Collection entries
- - -
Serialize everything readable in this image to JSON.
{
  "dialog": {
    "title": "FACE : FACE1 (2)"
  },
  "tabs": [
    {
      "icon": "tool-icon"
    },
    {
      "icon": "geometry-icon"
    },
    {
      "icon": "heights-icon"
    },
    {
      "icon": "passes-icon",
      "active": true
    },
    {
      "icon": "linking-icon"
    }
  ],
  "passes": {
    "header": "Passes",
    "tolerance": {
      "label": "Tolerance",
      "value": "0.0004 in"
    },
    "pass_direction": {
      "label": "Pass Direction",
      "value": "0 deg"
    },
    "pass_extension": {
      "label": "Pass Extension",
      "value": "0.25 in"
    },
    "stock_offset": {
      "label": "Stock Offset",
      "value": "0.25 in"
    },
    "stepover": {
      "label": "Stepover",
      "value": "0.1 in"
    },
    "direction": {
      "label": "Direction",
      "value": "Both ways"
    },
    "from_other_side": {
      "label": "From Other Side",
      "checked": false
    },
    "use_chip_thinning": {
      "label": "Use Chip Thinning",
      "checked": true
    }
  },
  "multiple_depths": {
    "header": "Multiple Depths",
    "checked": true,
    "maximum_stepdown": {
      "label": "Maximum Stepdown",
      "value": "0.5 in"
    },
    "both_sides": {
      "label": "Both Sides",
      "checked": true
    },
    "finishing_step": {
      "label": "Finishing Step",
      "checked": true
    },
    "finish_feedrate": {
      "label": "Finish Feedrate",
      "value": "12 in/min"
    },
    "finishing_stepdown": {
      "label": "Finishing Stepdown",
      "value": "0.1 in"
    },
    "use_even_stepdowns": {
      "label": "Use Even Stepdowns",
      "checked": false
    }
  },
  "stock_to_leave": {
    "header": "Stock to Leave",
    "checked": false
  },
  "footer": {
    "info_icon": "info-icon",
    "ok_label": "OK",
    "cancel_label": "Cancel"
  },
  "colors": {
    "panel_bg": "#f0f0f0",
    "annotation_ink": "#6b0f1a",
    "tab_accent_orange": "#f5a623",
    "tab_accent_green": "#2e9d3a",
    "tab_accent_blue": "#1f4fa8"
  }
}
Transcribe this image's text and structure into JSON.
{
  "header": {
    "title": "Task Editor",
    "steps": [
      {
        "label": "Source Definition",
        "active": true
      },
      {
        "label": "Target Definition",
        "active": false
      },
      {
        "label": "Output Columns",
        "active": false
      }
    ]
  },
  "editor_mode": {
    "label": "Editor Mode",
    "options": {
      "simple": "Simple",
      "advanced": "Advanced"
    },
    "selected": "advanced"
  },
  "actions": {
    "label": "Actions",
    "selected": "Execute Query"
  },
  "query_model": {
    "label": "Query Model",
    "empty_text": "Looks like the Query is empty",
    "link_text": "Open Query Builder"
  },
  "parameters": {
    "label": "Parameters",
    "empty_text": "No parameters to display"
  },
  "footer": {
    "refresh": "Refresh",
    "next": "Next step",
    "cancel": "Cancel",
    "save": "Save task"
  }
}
- - -
To do:
Write out the full listing, keeping every line exactly as it is.

Written answer:
Serialize everything readable in this image to JSON.
{
  "dialog": {
    "title": "FACE : FACE1 (2)"
  },
  "tabs": [
    {
      "icon": "tool-icon"
    },
    {
      "icon": "geometry-icon"
    },
    {
      "icon": "heights-icon"
    },
    {
      "icon": "passes-icon",
      "active": true
    },
    {
      "icon": "linking-icon"
    }
  ],
  "passes": {
    "header": "Passes",
    "tolerance": {
      "label": "Tolerance",
      "value": "0.0004 in"
    },
    "pass_direction": {
      "label": "Pass Direction",
      "value": "0 deg"
    },
    "pass_extension": {
      "label": "Pass Extension",
      "value": "0.25 in"
    },
    "stock_offset": {
      "label": "Stock Offset",
      "value": "0.25 in"
    },
    "stepover": {
      "label": "Stepover",
      "value": "0.1 in"
    },
    "direction": {
      "label": "Direction",
      "value": "Both ways"
    },
    "from_other_side": {
      "label": "From Other Side",
      "checked": false
    },
    "use_chip_thinning": {
      "label": "Use Chip Thinning",
      "checked": true
    }
  },
  "multiple_depths": {
    "header": "Multiple Depths",
    "checked": true,
    "maximum_stepdown": {
      "label": "Maximum Stepdown",
      "value": "0.5 in"
    },
    "both_sides": {
      "label": "Both Sides",
      "checked": true
    },
    "finishing_step": {
      "label": "Finishing Step",
      "checked": true
    },
    "finish_feedrate": {
      "label": "Finish Feedrate",
      "value": "12 in/min"
    },
    "finishing_stepdown": {
      "label": "Finishing Stepdown",
      "value": "0.1 in"
    },
    "use_even_stepdowns": {
      "label": "Use Even Stepdowns",
      "checked": false
    }
  },
  "stock_to_leave": {
    "header": "Stock to Leave",
    "checked": false
  },
  "footer": {
    "info_icon": "info-icon",
    "ok_label": "OK",
    "cancel_label": "Cancel"
  },
  "colors": {
    "panel_bg": "#f0f0f0",
    "annotation_ink": "#6b0f1a",
    "tab_accent_orange": "#f5a623",
    "tab_accent_green": "#2e9d3a",
    "tab_accent_blue": "#1f4fa8"
  }
}
Transcribe this image's text and structure into JSON.
{
  "header": {
    "title": "Task Editor",
    "steps": [
      {
        "label": "Source Definition",
        "active": true
      },
      {
        "label": "Target Definition",
        "active": false
      },
      {
        "label": "Output Columns",
        "active": false
      }
    ]
  },
  "editor_mode": {
    "label": "Editor Mode",
    "options": {
      "simple": "Simple",
      "advanced": "Advanced"
    },
    "selected": "advanced"
  },
  "actions": {
    "label": "Actions",
    "selected": "Execute Query"
  },
  "query_model": {
    "label": "Query Model",
    "empty_text": "Looks like the Query is empty",
    "link_text": "Open Query Builder"
  },
  "parameters": {
    "label": "Parameters",
    "empty_text": "No parameters to display"
  },
  "footer": {
    "refresh": "Refresh",
    "next": "Next step",
    "cancel": "Cancel",
    "save": "Save task"
  }
}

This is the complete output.